- **Exercise requirements**:
Count lines holding the string "upper" in the data that follows. Reply with one number only.

═══ Dataset rows ═══

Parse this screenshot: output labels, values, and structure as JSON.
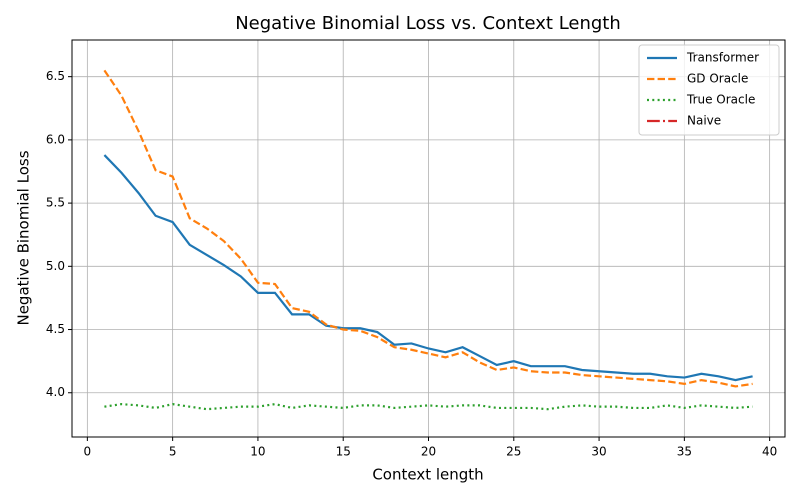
{
  "chart_data": {
    "type": "line",
    "title": "Negative Binomial Loss vs. Context Length",
    "xlabel": "Context length",
    "ylabel": "Negative Binomial Loss",
    "x": [
      1,
      2,
      3,
      4,
      5,
      6,
      7,
      8,
      9,
      10,
      11,
      12,
      13,
      14,
      15,
      16,
      17,
      18,
      19,
      20,
      21,
      22,
      23,
      24,
      25,
      26,
      27,
      28,
      29,
      30,
      31,
      32,
      33,
      34,
      35,
      36,
      37,
      38,
      39
    ],
    "series": [
      {
        "name": "Transformer",
        "color": "#1f77b4",
        "dash": "solid",
        "values": [
          5.88,
          5.74,
          5.58,
          5.4,
          5.35,
          5.17,
          5.09,
          5.01,
          4.92,
          4.79,
          4.79,
          4.62,
          4.62,
          4.53,
          4.51,
          4.51,
          4.48,
          4.38,
          4.39,
          4.35,
          4.32,
          4.36,
          4.29,
          4.22,
          4.25,
          4.21,
          4.21,
          4.21,
          4.18,
          4.17,
          4.16,
          4.15,
          4.15,
          4.13,
          4.12,
          4.15,
          4.13,
          4.1,
          4.13
        ]
      },
      {
        "name": "GD Oracle",
        "color": "#ff7f0e",
        "dash": "dashed",
        "values": [
          6.55,
          6.35,
          6.07,
          5.76,
          5.71,
          5.38,
          5.3,
          5.2,
          5.06,
          4.87,
          4.86,
          4.67,
          4.64,
          4.54,
          4.5,
          4.49,
          4.44,
          4.36,
          4.34,
          4.31,
          4.28,
          4.32,
          4.24,
          4.18,
          4.2,
          4.17,
          4.16,
          4.16,
          4.14,
          4.13,
          4.12,
          4.11,
          4.1,
          4.09,
          4.07,
          4.1,
          4.08,
          4.05,
          4.07
        ]
      },
      {
        "name": "True Oracle",
        "color": "#2ca02c",
        "dash": "dotted",
        "values": [
          3.89,
          3.91,
          3.9,
          3.88,
          3.91,
          3.89,
          3.87,
          3.88,
          3.89,
          3.89,
          3.91,
          3.88,
          3.9,
          3.89,
          3.88,
          3.9,
          3.9,
          3.88,
          3.89,
          3.9,
          3.89,
          3.9,
          3.9,
          3.88,
          3.88,
          3.88,
          3.87,
          3.89,
          3.9,
          3.89,
          3.89,
          3.88,
          3.88,
          3.9,
          3.88,
          3.9,
          3.89,
          3.88,
          3.89
        ]
      },
      {
        "name": "Naive",
        "color": "#d62728",
        "dash": "dashdot",
        "values": [
          null,
          null,
          null,
          null,
          null,
          null,
          null,
          null,
          null,
          null,
          null,
          null,
          null,
          null,
          null,
          null,
          null,
          null,
          null,
          null,
          null,
          null,
          null,
          null,
          null,
          null,
          null,
          null,
          null,
          null,
          null,
          null,
          null,
          null,
          null,
          null,
          null,
          null,
          null
        ]
      }
    ],
    "xlim": [
      -0.9,
      40.9
    ],
    "xticks": [
      0,
      5,
      10,
      15,
      20,
      25,
      30,
      35,
      40
    ],
    "ylim": [
      3.65,
      6.79
    ],
    "yticks": [
      {
        "value": 4,
        "label": "4.0"
      },
      4.5,
      {
        "value": 5,
        "label": "5.0"
      },
      5.5,
      {
        "value": 6,
        "label": "6.0"
      },
      6.5
    ],
    "grid": true,
    "legend": "upper right"
  }
}
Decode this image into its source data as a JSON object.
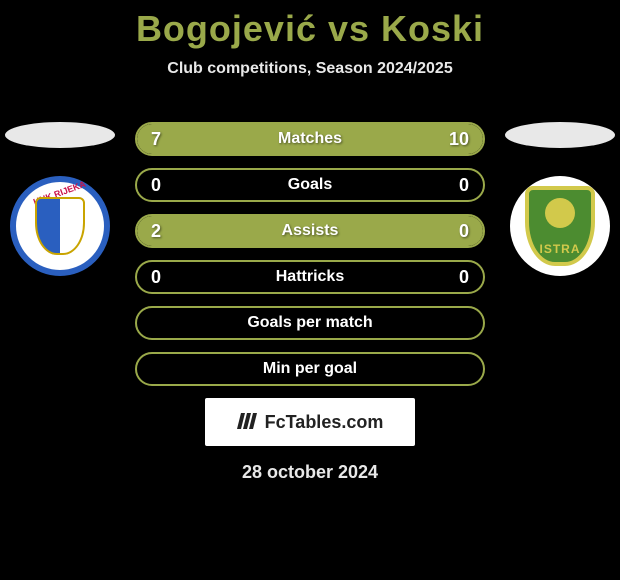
{
  "title": "Bogojević vs Koski",
  "subtitle": "Club competitions, Season 2024/2025",
  "colors": {
    "accent": "#9aa94a",
    "background": "#000000",
    "text": "#ffffff",
    "arm_bg": "#e8e8e8",
    "brand_bg": "#ffffff",
    "brand_text": "#222222"
  },
  "rows": [
    {
      "label": "Matches",
      "left": "7",
      "right": "10",
      "left_pct": 41,
      "right_pct": 59,
      "show_values": true,
      "full_fill": false
    },
    {
      "label": "Goals",
      "left": "0",
      "right": "0",
      "left_pct": 0,
      "right_pct": 0,
      "show_values": true,
      "full_fill": false
    },
    {
      "label": "Assists",
      "left": "2",
      "right": "0",
      "left_pct": 100,
      "right_pct": 0,
      "show_values": true,
      "full_fill": true
    },
    {
      "label": "Hattricks",
      "left": "0",
      "right": "0",
      "left_pct": 0,
      "right_pct": 0,
      "show_values": true,
      "full_fill": false
    },
    {
      "label": "Goals per match",
      "left": "",
      "right": "",
      "left_pct": 0,
      "right_pct": 0,
      "show_values": false,
      "full_fill": false
    },
    {
      "label": "Min per goal",
      "left": "",
      "right": "",
      "left_pct": 0,
      "right_pct": 0,
      "show_values": false,
      "full_fill": false
    }
  ],
  "row_style": {
    "height": 34,
    "border_radius": 18,
    "border_width": 2,
    "gap": 12,
    "label_fontsize": 16,
    "value_fontsize": 18
  },
  "badges": {
    "left": {
      "name": "HNK RIJEKA",
      "ring": "#2a5fbf",
      "shield_left": "#2a5fbf",
      "shield_right": "#ffffff",
      "shield_border": "#c9a400",
      "label_color": "#c9124a"
    },
    "right": {
      "name": "ISTRA",
      "bg": "#ffffff",
      "shield": "#4c8c30",
      "shield_border": "#d2c94b",
      "ball": "#d2c94b",
      "text_color": "#d2c94b"
    }
  },
  "brand": "FcTables.com",
  "date": "28 october 2024"
}
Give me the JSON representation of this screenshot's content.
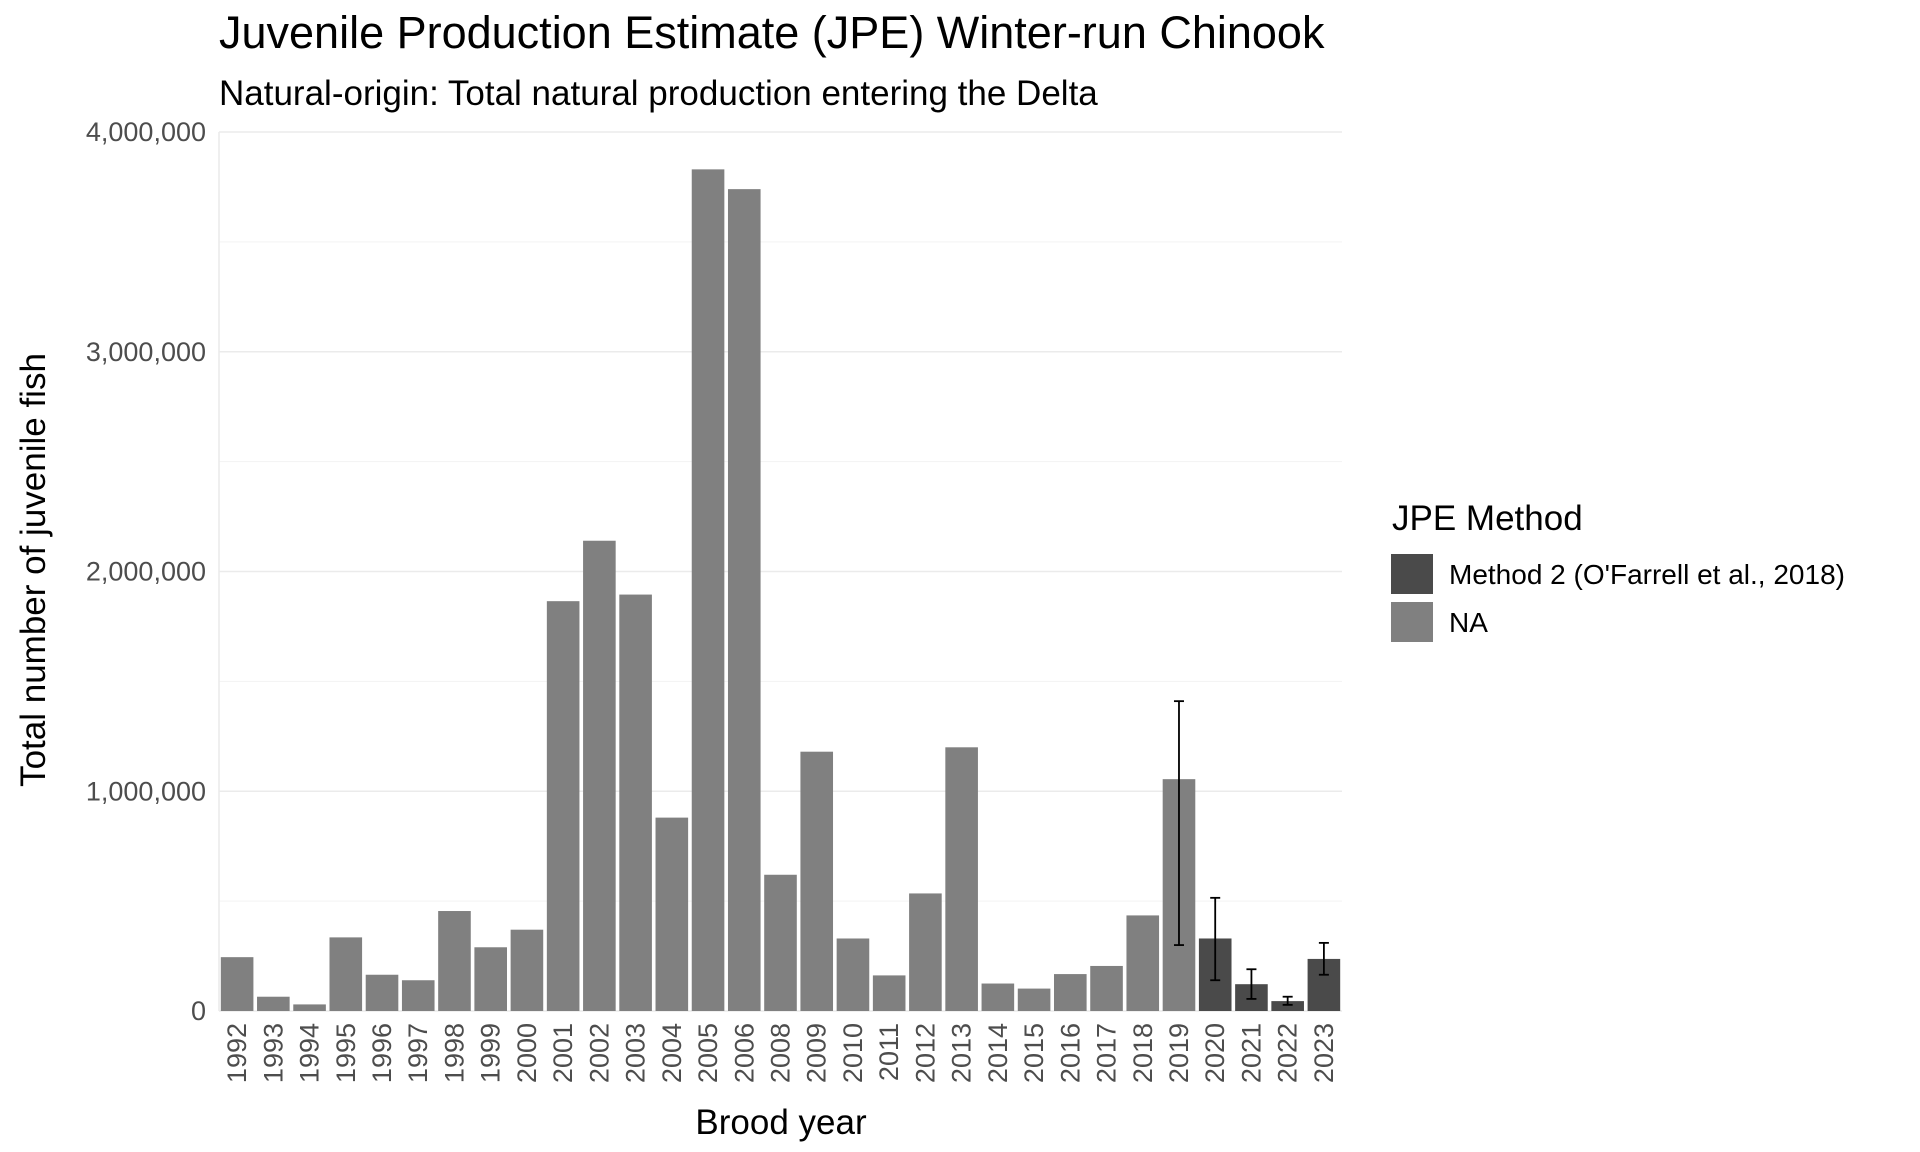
{
  "chart_data": {
    "type": "bar",
    "title": "Juvenile Production Estimate (JPE) Winter-run Chinook",
    "subtitle": "Natural-origin: Total natural production entering the Delta",
    "xlabel": "Brood year",
    "ylabel": "Total number of juvenile fish",
    "ylim": [
      0,
      4000000
    ],
    "y_ticks": [
      0,
      1000000,
      2000000,
      3000000,
      4000000
    ],
    "y_tick_labels": [
      "0",
      "1,000,000",
      "2,000,000",
      "3,000,000",
      "4,000,000"
    ],
    "grid": true,
    "legend": {
      "title": "JPE Method",
      "position": "right",
      "entries": [
        {
          "label": "Method 2 (O'Farrell et al., 2018)",
          "color": "#4a4a4a"
        },
        {
          "label": "NA",
          "color": "#808080"
        }
      ]
    },
    "categories": [
      "1992",
      "1993",
      "1994",
      "1995",
      "1996",
      "1997",
      "1998",
      "1999",
      "2000",
      "2001",
      "2002",
      "2003",
      "2004",
      "2005",
      "2006",
      "2008",
      "2009",
      "2010",
      "2011",
      "2012",
      "2013",
      "2014",
      "2015",
      "2016",
      "2017",
      "2018",
      "2019",
      "2020",
      "2021",
      "2022",
      "2023"
    ],
    "values": [
      245000,
      65000,
      30000,
      335000,
      165000,
      140000,
      455000,
      290000,
      370000,
      1865000,
      2140000,
      1895000,
      880000,
      3830000,
      3740000,
      620000,
      1180000,
      330000,
      162000,
      535000,
      1200000,
      125000,
      102000,
      168000,
      205000,
      435000,
      1055000,
      330000,
      122000,
      45000,
      237000
    ],
    "method": [
      "NA",
      "NA",
      "NA",
      "NA",
      "NA",
      "NA",
      "NA",
      "NA",
      "NA",
      "NA",
      "NA",
      "NA",
      "NA",
      "NA",
      "NA",
      "NA",
      "NA",
      "NA",
      "NA",
      "NA",
      "NA",
      "NA",
      "NA",
      "NA",
      "NA",
      "NA",
      "NA",
      "Method 2 (O'Farrell et al., 2018)",
      "Method 2 (O'Farrell et al., 2018)",
      "Method 2 (O'Farrell et al., 2018)",
      "Method 2 (O'Farrell et al., 2018)"
    ],
    "error_bars": [
      {
        "category": "2019",
        "lower": 300000,
        "upper": 1410000
      },
      {
        "category": "2020",
        "lower": 140000,
        "upper": 515000
      },
      {
        "category": "2021",
        "lower": 55000,
        "upper": 190000
      },
      {
        "category": "2022",
        "lower": 28000,
        "upper": 65000
      },
      {
        "category": "2023",
        "lower": 165000,
        "upper": 310000
      }
    ]
  }
}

═══

- **Expected answer**:
6